• [JOB] Copy, from the entries below, each line where the word "queue" can be found.

Dataset records
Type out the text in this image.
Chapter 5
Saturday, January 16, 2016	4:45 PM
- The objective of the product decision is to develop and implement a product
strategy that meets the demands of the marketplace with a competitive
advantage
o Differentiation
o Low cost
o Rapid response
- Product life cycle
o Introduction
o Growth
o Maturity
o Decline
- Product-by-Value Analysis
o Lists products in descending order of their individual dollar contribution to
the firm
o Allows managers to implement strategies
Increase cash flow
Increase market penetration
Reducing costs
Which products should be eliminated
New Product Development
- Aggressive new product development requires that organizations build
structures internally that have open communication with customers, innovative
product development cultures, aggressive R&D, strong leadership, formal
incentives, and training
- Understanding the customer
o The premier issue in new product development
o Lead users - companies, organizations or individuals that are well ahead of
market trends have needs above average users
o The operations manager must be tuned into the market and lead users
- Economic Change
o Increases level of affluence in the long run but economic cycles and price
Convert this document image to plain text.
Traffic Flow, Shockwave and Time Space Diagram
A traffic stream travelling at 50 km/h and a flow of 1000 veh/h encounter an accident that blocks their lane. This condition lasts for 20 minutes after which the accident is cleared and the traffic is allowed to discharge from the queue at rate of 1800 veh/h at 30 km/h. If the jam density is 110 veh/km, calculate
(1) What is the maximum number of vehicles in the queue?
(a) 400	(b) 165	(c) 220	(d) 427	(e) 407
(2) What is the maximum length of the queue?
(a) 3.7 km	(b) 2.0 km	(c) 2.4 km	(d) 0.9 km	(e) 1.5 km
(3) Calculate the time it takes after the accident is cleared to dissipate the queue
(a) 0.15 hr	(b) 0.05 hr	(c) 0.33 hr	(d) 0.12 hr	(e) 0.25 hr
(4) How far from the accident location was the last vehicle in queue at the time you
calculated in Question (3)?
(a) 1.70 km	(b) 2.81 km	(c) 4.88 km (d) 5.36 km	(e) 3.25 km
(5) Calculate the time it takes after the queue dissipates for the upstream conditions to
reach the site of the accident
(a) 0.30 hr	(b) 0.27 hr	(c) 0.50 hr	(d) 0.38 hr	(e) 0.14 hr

• [THE RESPONSE]
A traffic stream travelling at 50 km/h and a flow of 1000 veh/h encounter an accident that blocks their lane. This condition lasts for 20 minutes after which the accident is cleared and the traffic is allowed to discharge from the queue at rate of 1800 veh/h at 30 km/h. If the jam density is 110 veh/km, calculate
(1) What is the maximum number of vehicles in the queue?
(2) What is the maximum length of the queue?
(3) Calculate the time it takes after the accident is cleared to dissipate the queue
(4) How far from the accident location was the last vehicle in queue at the time you
(5) Calculate the time it takes after the queue dissipates for the upstream conditions to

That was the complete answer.